THE REQUEST – Nothing in the data should change when you return it, but leave the pictures out.

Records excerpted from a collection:
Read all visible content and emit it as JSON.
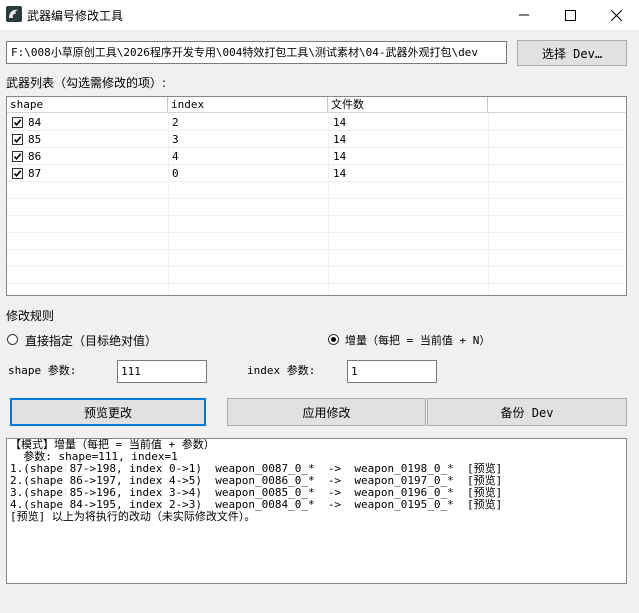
{
  "window": {
    "title": "武器编号修改工具",
    "icon": "dragon-app-icon"
  },
  "path": {
    "value": "F:\\008小草原创工具\\2026程序开发专用\\004特效打包工具\\测试素材\\04-武器外观打包\\dev",
    "select_label": "选择 Dev…"
  },
  "list": {
    "label": "武器列表（勾选需修改的项）:",
    "columns": [
      "shape",
      "index",
      "文件数",
      ""
    ],
    "rows": [
      {
        "checked": true,
        "shape": "84",
        "index": "2",
        "files": "14"
      },
      {
        "checked": true,
        "shape": "85",
        "index": "3",
        "files": "14"
      },
      {
        "checked": true,
        "shape": "86",
        "index": "4",
        "files": "14"
      },
      {
        "checked": true,
        "shape": "87",
        "index": "0",
        "files": "14"
      }
    ]
  },
  "rules": {
    "label": "修改规则",
    "option_direct": "直接指定（目标绝对值）",
    "option_increment": "增量（每把 = 当前值 + N）",
    "selected": "increment",
    "shape_label": "shape 参数:",
    "shape_value": "111",
    "index_label": "index 参数:",
    "index_value": "1"
  },
  "buttons": {
    "preview": "预览更改",
    "apply": "应用修改",
    "backup": "备份 Dev"
  },
  "log": {
    "lines": [
      "【模式】增量（每把 = 当前值 + 参数）",
      "  参数: shape=111, index=1",
      "1.(shape 87->198, index 0->1)  weapon_0087_0_*  ->  weapon_0198_0_*  [预览]",
      "2.(shape 86->197, index 4->5)  weapon_0086_0_*  ->  weapon_0197_0_*  [预览]",
      "3.(shape 85->196, index 3->4)  weapon_0085_0_*  ->  weapon_0196_0_*  [预览]",
      "4.(shape 84->195, index 2->3)  weapon_0084_0_*  ->  weapon_0195_0_*  [预览]",
      "[预览] 以上为将执行的改动（未实际修改文件）。"
    ]
  }
}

TASK RESPONSE –
Read all visible content and emit it as JSON.
{
  "window": {
    "title": "武器编号修改工具",
    "icon": "dragon-app-icon"
  },
  "path": {
    "value": "F:\\008小草原创工具\\2026程序开发专用\\004特效打包工具\\测试素材\\04-武器外观打包\\dev",
    "select_label": "选择 Dev…"
  },
  "list": {
    "label": "武器列表（勾选需修改的项）:",
    "columns": [
      "shape",
      "index",
      "文件数",
      ""
    ],
    "rows": [
      {
        "checked": true,
        "shape": "84",
        "index": "2",
        "files": "14"
      },
      {
        "checked": true,
        "shape": "85",
        "index": "3",
        "files": "14"
      },
      {
        "checked": true,
        "shape": "86",
        "index": "4",
        "files": "14"
      },
      {
        "checked": true,
        "shape": "87",
        "index": "0",
        "files": "14"
      }
    ]
  },
  "rules": {
    "label": "修改规则",
    "option_direct": "直接指定（目标绝对值）",
    "option_increment": "增量（每把 = 当前值 + N）",
    "selected": "increment",
    "shape_label": "shape 参数:",
    "shape_value": "111",
    "index_label": "index 参数:",
    "index_value": "1"
  },
  "buttons": {
    "preview": "预览更改",
    "apply": "应用修改",
    "backup": "备份 Dev"
  },
  "log": {
    "lines": [
      "【模式】增量（每把 = 当前值 + 参数）",
      "  参数: shape=111, index=1",
      "1.(shape 87->198, index 0->1)  weapon_0087_0_*  ->  weapon_0198_0_*  [预览]",
      "2.(shape 86->197, index 4->5)  weapon_0086_0_*  ->  weapon_0197_0_*  [预览]",
      "3.(shape 85->196, index 3->4)  weapon_0085_0_*  ->  weapon_0196_0_*  [预览]",
      "4.(shape 84->195, index 2->3)  weapon_0084_0_*  ->  weapon_0195_0_*  [预览]",
      "[预览] 以上为将执行的改动（未实际修改文件）。"
    ]
  }
}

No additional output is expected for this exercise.